┌──

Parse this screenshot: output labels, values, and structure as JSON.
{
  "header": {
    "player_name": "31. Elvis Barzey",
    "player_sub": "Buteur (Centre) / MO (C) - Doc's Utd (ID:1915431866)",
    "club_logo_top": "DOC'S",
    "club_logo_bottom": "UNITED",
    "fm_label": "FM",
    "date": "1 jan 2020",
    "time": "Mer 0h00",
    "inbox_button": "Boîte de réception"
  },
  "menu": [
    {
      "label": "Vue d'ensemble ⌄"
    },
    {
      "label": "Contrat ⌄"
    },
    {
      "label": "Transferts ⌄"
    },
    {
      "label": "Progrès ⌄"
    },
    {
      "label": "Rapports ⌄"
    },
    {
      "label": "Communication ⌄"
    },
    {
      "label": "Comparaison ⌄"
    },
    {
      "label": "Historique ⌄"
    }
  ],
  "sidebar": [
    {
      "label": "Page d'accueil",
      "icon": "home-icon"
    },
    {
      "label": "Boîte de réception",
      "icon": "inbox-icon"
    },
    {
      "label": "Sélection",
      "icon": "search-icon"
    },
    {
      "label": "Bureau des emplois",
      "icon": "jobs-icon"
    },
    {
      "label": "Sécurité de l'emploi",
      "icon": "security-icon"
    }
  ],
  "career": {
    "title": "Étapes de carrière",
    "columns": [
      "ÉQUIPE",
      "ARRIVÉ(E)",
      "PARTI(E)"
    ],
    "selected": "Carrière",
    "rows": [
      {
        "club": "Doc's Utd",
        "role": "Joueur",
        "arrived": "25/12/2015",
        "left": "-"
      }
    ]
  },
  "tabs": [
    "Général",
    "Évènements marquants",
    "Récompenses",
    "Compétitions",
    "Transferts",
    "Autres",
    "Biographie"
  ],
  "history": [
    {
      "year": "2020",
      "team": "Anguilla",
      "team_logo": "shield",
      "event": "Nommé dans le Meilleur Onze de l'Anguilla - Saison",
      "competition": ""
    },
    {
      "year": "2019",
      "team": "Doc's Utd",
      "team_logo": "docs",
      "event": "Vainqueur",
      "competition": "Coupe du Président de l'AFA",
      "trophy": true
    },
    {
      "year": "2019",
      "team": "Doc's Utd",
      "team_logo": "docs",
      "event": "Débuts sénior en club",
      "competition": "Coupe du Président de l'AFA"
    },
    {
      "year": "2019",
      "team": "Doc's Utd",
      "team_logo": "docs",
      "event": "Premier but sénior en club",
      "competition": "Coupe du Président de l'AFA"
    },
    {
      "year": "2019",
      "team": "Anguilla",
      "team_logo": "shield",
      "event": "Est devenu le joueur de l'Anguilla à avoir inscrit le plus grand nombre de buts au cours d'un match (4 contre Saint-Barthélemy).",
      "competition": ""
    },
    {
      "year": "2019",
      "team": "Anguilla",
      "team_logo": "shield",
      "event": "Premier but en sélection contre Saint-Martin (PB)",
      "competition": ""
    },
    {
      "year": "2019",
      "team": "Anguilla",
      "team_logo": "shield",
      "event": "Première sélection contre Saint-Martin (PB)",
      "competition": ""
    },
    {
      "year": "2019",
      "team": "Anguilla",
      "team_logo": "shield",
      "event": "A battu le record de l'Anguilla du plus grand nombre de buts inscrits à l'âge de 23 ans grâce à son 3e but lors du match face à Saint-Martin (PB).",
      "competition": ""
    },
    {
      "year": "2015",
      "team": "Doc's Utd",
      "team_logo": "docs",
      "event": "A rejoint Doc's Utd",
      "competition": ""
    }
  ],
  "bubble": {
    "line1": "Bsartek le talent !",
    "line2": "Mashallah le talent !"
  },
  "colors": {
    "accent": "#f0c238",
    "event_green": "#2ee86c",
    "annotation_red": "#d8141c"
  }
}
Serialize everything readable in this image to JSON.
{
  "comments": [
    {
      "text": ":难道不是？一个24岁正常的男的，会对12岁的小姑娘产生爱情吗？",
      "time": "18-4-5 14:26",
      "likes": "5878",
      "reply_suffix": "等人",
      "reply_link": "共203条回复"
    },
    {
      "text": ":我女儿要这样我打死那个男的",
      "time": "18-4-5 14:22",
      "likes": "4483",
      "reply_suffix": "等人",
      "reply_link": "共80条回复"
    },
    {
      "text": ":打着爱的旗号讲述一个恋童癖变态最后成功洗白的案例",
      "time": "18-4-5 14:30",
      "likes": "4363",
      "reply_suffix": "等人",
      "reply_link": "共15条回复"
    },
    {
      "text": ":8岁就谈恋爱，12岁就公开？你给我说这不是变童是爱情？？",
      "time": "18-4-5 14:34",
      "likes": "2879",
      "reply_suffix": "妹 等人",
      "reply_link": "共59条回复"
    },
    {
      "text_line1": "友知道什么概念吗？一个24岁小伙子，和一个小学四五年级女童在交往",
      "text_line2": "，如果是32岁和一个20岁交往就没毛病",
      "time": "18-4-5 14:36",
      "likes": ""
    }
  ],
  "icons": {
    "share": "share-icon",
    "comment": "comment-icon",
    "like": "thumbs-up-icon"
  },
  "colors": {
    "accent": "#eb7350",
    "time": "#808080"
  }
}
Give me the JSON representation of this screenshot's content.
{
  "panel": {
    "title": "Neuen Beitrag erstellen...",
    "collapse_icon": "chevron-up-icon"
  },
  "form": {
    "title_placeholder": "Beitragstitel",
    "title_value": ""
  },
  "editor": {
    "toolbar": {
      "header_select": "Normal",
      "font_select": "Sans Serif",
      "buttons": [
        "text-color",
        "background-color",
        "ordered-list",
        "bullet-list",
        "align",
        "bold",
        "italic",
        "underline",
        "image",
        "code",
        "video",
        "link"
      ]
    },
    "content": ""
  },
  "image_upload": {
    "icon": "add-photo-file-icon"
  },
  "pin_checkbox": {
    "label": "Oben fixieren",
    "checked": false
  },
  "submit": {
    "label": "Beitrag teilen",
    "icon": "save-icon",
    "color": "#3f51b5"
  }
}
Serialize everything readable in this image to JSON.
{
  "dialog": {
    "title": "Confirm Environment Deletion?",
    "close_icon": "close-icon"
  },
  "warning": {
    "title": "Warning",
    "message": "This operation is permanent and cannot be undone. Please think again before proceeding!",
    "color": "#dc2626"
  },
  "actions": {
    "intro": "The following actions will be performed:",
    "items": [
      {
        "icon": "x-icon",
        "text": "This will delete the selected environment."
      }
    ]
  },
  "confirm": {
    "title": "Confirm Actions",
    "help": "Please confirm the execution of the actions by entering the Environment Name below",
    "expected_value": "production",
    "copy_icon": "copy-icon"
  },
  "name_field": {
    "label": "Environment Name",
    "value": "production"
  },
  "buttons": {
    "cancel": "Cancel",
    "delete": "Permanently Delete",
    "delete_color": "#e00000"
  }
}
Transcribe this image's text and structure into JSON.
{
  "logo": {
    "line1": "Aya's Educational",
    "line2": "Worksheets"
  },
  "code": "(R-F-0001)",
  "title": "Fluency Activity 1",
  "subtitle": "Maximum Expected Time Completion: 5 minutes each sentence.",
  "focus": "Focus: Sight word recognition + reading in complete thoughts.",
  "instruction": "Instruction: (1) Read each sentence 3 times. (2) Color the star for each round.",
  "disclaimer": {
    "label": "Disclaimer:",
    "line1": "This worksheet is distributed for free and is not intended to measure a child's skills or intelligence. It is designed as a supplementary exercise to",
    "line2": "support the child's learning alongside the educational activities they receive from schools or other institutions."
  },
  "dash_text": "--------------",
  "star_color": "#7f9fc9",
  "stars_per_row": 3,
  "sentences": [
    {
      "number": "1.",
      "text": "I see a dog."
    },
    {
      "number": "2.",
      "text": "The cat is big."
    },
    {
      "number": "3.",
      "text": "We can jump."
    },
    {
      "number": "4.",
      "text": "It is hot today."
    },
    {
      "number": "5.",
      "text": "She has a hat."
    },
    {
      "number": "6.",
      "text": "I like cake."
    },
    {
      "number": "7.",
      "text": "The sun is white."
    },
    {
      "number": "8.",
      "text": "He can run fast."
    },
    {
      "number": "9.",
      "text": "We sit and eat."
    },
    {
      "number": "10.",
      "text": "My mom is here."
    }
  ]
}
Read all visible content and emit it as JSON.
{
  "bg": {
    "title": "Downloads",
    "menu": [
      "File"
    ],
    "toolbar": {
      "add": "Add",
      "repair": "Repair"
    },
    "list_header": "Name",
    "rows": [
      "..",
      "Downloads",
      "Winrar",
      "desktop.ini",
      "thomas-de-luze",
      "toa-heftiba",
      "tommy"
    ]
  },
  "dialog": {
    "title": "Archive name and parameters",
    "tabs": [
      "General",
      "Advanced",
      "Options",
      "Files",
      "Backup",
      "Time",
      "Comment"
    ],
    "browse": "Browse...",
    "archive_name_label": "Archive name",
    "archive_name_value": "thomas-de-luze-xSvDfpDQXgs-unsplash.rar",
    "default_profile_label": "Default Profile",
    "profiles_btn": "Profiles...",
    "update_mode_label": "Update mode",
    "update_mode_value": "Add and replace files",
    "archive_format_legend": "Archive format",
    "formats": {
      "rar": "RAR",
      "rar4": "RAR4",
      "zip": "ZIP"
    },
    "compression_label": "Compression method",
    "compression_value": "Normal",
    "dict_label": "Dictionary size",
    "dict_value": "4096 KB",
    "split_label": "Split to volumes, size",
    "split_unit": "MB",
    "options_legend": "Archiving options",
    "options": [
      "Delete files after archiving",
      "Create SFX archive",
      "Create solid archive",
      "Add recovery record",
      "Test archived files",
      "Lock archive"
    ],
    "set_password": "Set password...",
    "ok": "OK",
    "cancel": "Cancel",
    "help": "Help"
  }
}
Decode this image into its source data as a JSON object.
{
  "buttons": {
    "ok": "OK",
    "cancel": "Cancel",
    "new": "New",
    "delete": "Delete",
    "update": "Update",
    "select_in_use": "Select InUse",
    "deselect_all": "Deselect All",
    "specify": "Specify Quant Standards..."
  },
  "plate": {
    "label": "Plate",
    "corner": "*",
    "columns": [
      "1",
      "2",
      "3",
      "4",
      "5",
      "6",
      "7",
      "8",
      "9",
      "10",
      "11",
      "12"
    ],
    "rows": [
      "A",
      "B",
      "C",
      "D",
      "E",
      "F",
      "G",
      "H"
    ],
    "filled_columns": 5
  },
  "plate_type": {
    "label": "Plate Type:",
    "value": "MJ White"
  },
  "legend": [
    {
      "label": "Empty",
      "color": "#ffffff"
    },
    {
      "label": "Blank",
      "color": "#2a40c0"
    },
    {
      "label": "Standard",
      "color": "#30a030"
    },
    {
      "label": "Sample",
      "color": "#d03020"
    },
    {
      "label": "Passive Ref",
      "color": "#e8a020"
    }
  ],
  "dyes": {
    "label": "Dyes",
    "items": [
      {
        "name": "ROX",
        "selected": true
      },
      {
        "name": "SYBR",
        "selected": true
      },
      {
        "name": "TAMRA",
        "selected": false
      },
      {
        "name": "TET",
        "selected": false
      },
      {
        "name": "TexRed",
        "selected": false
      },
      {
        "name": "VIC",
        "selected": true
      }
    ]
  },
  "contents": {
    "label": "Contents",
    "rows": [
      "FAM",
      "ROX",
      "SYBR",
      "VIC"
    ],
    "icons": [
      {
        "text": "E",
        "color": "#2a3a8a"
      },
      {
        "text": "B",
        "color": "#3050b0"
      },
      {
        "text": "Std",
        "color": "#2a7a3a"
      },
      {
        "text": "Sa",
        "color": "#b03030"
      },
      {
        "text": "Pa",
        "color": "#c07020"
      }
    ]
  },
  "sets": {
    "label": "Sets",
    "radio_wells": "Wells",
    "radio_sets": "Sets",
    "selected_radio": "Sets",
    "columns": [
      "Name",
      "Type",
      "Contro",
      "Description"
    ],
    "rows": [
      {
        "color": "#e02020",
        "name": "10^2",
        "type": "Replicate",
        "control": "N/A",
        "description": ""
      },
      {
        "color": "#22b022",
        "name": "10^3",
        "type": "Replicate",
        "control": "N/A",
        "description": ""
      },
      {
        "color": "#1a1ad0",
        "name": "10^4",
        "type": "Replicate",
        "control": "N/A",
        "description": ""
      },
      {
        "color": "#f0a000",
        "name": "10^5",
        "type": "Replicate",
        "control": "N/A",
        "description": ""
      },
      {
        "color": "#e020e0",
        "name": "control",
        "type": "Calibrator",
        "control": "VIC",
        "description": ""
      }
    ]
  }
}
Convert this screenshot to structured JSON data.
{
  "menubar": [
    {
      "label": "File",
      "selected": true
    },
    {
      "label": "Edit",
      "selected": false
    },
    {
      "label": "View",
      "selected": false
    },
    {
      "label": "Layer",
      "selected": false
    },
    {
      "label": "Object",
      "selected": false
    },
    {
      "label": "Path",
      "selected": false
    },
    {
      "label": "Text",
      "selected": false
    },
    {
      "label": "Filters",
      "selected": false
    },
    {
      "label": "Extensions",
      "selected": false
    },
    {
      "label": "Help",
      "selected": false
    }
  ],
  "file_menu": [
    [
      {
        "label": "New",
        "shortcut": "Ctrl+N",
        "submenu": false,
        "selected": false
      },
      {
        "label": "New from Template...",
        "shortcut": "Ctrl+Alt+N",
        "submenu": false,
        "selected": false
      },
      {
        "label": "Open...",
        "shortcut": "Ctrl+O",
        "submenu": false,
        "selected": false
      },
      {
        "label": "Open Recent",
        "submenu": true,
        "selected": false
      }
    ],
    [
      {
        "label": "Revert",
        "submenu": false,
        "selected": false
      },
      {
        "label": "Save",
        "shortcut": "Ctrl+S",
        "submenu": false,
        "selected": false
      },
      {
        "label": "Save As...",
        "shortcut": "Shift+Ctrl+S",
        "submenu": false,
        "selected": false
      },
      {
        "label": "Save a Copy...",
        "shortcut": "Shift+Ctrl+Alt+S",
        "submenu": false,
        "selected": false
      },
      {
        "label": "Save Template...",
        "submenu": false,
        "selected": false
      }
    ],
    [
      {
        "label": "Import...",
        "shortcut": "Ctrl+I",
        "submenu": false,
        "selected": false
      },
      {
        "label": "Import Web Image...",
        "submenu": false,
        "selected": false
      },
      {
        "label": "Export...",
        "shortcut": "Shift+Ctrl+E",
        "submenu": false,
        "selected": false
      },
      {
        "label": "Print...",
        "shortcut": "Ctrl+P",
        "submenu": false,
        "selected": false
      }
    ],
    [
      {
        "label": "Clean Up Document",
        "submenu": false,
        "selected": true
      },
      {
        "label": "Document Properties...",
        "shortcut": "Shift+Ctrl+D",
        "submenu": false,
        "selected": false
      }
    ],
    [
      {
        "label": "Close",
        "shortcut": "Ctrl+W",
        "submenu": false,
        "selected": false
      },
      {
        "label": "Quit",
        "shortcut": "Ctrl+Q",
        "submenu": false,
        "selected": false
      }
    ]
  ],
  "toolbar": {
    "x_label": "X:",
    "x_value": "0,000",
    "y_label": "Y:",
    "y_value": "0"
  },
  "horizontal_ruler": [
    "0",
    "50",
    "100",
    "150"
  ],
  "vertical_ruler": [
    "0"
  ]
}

└──

▶ _Requirement_:
Each line that contains the string "thomas" counts once; report how many such lines the entries have, giving only the number.

▶ _Output below_:
2